--- START RECORDED INFORMATION ---
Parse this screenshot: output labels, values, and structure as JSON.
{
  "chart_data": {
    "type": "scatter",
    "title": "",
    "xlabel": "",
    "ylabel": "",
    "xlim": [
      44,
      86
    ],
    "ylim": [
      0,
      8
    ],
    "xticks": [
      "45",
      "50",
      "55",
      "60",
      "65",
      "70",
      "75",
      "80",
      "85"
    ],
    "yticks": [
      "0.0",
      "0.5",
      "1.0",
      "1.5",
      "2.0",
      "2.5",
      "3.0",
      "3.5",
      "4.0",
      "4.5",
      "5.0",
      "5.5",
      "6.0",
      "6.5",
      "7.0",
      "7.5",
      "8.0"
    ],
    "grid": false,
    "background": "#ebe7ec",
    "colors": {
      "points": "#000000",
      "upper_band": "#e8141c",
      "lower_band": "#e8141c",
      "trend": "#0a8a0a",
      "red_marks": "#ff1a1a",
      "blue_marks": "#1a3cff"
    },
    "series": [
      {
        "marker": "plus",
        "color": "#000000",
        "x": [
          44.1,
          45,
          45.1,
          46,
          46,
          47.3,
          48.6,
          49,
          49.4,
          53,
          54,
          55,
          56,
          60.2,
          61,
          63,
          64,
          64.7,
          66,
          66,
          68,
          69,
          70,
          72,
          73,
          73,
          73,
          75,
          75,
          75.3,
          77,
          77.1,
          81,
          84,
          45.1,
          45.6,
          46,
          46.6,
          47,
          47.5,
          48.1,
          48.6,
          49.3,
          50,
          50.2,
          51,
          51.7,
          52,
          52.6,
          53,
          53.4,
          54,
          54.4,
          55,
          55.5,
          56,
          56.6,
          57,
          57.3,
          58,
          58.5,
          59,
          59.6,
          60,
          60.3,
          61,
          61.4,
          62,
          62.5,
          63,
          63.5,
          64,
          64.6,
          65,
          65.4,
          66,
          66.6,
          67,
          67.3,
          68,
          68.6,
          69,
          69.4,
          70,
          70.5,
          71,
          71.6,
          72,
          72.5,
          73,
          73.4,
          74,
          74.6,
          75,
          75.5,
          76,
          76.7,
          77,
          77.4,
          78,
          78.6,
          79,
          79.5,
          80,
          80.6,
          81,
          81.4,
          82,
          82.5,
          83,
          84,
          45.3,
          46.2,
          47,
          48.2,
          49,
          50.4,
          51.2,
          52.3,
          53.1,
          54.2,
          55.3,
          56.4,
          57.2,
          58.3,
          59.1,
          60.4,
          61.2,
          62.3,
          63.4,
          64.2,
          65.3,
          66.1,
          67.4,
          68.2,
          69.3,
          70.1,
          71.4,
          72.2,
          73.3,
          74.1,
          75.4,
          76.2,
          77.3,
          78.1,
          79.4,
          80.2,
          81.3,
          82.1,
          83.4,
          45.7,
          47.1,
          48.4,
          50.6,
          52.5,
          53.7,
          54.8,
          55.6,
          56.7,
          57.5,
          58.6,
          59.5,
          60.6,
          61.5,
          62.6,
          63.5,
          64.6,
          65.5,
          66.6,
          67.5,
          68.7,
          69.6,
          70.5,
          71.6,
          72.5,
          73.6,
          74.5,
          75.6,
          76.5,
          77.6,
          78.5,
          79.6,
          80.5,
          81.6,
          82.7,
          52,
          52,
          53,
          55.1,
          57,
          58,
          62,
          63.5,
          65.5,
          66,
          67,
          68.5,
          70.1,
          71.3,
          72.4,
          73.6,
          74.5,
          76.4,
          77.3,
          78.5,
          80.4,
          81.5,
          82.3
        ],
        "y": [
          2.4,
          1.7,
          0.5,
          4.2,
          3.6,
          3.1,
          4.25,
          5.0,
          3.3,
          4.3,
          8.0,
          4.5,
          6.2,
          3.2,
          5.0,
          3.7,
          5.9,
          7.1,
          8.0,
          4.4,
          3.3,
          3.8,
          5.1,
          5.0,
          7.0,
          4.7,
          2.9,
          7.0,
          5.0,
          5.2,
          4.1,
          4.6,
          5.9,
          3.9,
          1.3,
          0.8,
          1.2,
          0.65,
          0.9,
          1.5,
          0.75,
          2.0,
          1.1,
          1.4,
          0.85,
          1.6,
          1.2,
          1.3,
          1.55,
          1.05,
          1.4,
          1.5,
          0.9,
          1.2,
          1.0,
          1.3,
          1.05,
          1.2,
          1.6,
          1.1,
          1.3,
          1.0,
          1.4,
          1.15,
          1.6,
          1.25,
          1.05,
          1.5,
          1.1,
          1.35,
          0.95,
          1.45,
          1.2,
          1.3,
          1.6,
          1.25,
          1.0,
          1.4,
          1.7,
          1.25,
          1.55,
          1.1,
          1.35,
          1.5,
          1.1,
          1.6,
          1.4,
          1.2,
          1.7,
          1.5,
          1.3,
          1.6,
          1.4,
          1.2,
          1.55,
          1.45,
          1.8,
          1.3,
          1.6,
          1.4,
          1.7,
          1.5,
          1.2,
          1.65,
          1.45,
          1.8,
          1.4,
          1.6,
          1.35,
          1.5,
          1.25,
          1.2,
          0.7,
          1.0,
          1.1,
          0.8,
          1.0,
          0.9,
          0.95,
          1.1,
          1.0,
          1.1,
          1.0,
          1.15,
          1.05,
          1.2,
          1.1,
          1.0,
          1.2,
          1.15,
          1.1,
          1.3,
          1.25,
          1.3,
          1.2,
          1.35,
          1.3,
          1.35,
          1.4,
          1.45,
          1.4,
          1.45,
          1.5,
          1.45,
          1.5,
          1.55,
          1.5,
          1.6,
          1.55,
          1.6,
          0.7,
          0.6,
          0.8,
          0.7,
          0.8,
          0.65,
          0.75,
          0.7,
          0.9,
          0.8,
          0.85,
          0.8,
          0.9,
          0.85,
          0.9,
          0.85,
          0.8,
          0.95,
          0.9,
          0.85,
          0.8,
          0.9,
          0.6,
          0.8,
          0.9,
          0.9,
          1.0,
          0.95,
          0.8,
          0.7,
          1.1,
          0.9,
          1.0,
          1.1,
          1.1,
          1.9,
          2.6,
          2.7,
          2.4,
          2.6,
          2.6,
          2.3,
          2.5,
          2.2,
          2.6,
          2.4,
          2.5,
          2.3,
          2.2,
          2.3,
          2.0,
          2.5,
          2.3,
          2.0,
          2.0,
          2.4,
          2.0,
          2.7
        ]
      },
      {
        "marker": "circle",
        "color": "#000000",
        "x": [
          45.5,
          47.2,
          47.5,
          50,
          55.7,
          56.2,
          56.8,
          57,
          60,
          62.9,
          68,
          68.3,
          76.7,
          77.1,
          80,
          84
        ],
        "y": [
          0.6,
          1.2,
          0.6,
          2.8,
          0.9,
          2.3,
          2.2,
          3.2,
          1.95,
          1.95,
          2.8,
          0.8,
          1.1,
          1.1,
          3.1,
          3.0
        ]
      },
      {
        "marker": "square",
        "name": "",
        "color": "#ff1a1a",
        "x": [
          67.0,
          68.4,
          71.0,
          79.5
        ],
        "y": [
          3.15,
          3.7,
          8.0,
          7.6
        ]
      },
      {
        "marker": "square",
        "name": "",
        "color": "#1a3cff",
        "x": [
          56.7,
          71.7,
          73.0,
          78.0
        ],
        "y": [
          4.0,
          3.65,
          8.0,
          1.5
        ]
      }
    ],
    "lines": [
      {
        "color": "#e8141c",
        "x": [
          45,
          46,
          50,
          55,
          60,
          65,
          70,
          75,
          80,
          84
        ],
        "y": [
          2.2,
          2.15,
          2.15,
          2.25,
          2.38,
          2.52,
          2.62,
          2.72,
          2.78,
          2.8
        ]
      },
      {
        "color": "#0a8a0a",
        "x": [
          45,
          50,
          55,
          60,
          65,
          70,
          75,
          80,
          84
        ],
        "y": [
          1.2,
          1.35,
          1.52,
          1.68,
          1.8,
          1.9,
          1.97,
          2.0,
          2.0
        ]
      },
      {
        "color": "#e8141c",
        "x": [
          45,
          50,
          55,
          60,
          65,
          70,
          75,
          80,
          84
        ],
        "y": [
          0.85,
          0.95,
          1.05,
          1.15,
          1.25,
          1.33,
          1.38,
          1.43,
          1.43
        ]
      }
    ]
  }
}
--- END RECORDED INFORMATION ---
*SHORT TASK*.
From the entries above, copy each line holding "marker".

*THE REPLY*.
        "marker": "plus",
        "marker": "circle",
        "marker": "square",
        "marker": "square",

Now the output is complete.